■ Required work
Spot each line that carries the word "source"; copy those lines.

■ Task input

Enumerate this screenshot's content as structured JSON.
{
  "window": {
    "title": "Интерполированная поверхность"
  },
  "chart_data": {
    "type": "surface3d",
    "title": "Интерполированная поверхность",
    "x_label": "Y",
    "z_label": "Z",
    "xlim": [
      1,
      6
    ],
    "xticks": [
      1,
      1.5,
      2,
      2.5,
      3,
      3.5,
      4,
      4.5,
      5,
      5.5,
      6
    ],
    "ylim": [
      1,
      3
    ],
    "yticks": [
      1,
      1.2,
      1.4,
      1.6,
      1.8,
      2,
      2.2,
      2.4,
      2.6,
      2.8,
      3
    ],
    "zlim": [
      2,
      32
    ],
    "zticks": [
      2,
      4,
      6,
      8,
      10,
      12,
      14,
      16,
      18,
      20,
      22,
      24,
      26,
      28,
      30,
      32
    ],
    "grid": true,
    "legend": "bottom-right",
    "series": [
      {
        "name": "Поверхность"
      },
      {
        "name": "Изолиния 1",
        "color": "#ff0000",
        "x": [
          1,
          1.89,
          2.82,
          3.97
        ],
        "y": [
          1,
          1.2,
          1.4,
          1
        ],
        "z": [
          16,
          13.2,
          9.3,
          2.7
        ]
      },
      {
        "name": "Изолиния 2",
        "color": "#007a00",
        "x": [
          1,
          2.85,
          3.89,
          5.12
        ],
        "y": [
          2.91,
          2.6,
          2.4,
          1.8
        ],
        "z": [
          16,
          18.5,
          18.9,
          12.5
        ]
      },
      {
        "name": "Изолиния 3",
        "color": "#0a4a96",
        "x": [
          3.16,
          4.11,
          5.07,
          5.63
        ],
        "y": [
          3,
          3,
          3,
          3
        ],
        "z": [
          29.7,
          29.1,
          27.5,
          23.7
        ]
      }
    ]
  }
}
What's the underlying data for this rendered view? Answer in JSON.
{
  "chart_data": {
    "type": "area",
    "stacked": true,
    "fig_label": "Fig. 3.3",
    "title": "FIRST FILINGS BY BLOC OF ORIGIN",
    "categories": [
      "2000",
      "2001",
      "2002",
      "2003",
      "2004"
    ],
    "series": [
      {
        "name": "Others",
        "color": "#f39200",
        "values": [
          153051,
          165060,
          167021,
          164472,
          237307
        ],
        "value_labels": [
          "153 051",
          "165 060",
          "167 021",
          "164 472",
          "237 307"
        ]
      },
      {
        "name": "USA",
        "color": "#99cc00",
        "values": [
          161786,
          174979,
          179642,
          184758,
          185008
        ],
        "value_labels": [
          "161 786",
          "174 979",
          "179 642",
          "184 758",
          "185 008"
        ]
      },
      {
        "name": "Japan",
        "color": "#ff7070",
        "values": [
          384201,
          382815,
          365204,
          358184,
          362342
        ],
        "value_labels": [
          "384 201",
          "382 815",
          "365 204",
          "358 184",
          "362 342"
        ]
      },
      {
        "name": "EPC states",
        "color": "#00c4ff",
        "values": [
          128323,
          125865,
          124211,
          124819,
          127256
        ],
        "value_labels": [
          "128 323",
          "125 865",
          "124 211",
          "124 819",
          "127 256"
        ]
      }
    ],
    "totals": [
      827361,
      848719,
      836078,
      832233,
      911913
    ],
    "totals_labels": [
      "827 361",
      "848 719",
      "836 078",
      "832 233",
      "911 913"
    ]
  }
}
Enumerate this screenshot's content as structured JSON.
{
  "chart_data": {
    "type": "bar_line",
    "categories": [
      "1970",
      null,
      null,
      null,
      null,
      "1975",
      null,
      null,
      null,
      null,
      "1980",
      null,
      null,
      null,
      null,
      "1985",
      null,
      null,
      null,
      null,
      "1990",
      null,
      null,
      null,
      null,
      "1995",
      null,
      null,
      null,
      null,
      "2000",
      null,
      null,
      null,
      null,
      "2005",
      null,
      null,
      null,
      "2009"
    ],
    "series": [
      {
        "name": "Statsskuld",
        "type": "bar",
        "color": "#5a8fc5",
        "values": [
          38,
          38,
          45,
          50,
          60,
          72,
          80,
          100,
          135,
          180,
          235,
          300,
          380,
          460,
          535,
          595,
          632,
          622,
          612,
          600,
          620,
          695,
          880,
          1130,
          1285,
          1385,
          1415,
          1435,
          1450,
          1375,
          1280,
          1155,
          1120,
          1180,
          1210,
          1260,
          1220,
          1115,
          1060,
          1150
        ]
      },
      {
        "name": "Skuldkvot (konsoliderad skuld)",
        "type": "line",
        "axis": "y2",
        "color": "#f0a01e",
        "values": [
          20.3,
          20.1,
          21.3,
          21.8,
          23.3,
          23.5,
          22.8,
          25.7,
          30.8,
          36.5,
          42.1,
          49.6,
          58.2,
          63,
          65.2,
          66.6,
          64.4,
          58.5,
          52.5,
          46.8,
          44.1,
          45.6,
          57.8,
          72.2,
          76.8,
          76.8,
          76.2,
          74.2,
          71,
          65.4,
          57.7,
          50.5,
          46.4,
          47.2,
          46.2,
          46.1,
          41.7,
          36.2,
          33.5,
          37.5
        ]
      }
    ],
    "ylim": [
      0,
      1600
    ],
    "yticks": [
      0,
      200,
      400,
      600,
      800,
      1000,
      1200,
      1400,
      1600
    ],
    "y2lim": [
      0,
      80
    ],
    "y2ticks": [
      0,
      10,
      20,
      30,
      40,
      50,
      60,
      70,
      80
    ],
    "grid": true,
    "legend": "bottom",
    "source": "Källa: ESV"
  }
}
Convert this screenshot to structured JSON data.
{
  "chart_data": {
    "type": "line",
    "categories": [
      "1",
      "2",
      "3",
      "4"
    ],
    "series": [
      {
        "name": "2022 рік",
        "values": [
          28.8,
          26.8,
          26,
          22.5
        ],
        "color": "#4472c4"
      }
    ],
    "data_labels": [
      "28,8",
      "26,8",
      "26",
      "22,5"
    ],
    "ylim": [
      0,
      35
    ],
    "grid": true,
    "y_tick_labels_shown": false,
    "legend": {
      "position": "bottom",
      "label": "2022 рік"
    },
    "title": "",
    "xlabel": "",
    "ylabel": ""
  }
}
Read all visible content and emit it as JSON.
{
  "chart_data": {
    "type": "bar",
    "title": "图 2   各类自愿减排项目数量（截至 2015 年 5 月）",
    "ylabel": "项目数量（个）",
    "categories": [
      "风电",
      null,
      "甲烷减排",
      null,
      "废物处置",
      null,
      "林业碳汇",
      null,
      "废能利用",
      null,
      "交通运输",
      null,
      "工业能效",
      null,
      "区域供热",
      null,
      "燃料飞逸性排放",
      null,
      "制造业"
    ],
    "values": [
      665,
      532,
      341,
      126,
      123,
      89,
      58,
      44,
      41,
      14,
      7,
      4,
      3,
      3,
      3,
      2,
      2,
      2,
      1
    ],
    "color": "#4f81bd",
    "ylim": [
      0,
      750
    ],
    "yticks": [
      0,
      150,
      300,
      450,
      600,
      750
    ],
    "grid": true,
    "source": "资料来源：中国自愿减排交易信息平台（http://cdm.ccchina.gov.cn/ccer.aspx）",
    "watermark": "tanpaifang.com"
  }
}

■ Task response
    "source": "Källa: ESV"
    "source": "资料来源：中国自愿减排交易信息平台（http://cdm.ccchina.gov.cn/ccer.aspx）",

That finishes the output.